• Problem statement
Scan the records and identify every line in which the string "Prevention" occurs, then return those lines.

Dataset items:
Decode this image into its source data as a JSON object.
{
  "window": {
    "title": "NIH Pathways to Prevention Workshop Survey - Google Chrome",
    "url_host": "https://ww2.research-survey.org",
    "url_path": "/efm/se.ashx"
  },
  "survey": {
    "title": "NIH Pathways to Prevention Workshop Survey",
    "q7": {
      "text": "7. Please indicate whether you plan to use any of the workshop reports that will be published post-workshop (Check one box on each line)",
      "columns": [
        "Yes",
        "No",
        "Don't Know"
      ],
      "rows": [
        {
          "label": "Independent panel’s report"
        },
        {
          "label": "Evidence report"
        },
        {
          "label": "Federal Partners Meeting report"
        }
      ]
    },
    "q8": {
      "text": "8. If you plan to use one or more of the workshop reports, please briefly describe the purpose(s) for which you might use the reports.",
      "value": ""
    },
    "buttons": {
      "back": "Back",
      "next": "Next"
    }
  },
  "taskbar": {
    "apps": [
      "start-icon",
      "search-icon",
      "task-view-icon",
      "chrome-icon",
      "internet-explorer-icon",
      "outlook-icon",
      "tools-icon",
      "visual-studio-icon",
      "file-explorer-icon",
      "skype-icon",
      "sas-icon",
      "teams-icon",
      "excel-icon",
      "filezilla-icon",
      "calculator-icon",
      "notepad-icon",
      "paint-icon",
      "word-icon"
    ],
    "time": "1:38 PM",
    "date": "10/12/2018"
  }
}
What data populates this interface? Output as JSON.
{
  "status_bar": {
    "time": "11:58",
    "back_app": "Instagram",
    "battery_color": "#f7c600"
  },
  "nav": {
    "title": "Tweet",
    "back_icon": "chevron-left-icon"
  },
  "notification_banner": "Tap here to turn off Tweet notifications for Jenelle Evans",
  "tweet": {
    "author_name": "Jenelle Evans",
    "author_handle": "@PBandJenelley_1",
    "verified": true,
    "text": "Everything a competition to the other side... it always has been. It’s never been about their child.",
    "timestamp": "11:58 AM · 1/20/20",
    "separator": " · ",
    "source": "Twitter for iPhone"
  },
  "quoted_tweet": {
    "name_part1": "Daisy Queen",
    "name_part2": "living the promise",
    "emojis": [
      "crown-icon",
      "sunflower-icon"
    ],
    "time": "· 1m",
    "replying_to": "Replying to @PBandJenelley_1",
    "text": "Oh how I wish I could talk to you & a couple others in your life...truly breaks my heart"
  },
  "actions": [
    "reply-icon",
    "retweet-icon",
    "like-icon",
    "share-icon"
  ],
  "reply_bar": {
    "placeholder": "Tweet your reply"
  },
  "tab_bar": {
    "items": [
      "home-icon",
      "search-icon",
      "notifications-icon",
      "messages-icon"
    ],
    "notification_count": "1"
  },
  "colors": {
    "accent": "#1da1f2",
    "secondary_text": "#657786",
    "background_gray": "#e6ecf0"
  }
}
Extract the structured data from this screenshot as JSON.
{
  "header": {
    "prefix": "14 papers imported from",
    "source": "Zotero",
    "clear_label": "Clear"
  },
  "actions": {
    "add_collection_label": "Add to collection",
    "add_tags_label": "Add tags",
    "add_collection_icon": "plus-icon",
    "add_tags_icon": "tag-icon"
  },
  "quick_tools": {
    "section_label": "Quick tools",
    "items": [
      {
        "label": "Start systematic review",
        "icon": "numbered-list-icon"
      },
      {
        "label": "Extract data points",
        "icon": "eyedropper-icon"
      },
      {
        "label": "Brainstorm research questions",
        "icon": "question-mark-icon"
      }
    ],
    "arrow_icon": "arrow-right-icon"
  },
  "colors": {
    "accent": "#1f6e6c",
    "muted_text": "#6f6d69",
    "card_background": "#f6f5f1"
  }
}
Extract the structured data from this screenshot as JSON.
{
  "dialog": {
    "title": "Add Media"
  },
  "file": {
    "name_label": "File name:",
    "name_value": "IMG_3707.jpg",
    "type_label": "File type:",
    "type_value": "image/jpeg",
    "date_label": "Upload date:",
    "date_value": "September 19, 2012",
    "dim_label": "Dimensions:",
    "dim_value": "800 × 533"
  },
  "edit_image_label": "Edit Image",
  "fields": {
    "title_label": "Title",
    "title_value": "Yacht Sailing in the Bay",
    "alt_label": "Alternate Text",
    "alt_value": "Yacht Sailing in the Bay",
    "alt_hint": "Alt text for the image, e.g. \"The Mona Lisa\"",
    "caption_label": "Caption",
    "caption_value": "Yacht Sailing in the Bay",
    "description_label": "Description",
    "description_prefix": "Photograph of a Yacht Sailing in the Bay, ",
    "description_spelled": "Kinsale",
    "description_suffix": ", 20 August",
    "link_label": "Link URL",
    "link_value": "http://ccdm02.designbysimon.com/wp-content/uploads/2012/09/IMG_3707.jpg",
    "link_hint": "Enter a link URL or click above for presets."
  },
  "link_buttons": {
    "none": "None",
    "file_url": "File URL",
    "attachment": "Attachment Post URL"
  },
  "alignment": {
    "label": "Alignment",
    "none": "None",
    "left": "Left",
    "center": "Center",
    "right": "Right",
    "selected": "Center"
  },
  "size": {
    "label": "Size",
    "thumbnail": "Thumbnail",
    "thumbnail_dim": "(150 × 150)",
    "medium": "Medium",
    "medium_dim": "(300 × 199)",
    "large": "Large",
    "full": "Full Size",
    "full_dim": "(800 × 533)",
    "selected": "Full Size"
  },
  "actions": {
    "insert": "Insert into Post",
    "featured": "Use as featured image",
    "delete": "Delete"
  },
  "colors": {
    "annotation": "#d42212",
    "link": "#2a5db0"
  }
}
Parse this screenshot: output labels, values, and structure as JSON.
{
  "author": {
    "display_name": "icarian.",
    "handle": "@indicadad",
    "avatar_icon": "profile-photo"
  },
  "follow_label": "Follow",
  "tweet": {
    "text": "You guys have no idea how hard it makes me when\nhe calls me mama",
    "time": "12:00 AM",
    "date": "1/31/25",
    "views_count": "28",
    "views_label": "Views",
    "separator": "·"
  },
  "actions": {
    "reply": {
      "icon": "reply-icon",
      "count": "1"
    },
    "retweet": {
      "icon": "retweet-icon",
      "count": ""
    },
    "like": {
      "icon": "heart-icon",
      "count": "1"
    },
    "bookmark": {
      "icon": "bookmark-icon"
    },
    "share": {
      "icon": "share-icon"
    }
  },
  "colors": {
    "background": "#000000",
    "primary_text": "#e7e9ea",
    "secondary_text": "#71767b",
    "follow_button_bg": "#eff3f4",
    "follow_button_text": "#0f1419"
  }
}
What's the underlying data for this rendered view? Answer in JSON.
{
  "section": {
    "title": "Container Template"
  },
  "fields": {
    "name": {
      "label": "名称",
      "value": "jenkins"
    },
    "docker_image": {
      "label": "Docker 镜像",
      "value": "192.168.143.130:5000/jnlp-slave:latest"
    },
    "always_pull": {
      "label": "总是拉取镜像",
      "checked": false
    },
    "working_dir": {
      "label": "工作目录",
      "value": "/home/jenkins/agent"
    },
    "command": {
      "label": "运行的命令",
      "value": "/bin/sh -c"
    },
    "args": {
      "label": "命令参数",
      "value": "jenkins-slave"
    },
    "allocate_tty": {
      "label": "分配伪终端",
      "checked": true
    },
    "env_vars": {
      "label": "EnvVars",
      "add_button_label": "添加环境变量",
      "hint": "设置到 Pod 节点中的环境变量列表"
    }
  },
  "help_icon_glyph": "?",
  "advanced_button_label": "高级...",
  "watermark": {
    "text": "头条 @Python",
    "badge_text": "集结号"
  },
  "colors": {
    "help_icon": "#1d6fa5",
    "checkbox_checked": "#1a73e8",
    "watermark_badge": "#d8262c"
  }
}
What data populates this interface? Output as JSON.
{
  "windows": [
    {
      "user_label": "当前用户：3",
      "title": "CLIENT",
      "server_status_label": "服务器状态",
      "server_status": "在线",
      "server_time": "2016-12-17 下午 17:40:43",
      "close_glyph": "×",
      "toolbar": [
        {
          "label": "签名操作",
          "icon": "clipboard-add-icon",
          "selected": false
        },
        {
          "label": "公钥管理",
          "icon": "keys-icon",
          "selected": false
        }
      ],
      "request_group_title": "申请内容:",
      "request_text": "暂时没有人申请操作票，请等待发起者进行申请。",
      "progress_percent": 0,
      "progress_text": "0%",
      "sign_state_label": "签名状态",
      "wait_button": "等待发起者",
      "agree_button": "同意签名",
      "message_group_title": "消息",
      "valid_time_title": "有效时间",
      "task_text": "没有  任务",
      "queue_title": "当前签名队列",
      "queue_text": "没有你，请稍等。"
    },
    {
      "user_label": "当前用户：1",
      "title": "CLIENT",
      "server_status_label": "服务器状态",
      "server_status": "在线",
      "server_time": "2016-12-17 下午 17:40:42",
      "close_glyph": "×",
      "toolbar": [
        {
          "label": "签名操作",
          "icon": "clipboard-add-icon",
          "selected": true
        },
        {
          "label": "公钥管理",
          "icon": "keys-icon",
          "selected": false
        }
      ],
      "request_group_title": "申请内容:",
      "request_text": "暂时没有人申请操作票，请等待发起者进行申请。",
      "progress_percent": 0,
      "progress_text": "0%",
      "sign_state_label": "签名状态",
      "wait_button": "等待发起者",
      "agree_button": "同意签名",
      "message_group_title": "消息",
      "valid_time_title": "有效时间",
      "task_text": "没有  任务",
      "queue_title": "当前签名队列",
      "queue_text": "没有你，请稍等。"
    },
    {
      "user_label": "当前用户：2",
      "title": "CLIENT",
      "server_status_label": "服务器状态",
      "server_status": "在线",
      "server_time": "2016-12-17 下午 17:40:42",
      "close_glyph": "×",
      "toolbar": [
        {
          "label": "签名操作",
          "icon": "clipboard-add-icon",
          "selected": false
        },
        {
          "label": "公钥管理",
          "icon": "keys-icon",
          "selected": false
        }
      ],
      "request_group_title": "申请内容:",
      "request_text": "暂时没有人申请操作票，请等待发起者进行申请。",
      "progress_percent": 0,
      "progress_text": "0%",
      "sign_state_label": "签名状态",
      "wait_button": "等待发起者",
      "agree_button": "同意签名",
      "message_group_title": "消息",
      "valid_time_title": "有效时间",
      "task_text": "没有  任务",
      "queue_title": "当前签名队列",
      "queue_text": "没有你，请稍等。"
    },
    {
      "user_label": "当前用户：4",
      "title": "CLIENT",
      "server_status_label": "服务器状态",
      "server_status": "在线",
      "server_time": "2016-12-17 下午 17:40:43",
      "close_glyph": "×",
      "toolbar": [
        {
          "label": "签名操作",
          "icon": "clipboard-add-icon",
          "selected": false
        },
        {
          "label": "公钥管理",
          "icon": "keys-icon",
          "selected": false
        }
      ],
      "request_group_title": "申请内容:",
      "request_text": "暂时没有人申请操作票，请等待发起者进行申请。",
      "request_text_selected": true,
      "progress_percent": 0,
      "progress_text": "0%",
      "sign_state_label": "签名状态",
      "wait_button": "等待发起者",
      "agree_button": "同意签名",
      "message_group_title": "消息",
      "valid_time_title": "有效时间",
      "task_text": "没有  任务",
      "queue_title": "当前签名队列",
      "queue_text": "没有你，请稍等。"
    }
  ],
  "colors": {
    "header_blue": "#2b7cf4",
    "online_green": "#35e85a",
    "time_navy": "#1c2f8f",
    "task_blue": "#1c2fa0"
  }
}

• Answer to this problem
    "title": "NIH Pathways to Prevention Workshop Survey - Google Chrome",
    "title": "NIH Pathways to Prevention Workshop Survey",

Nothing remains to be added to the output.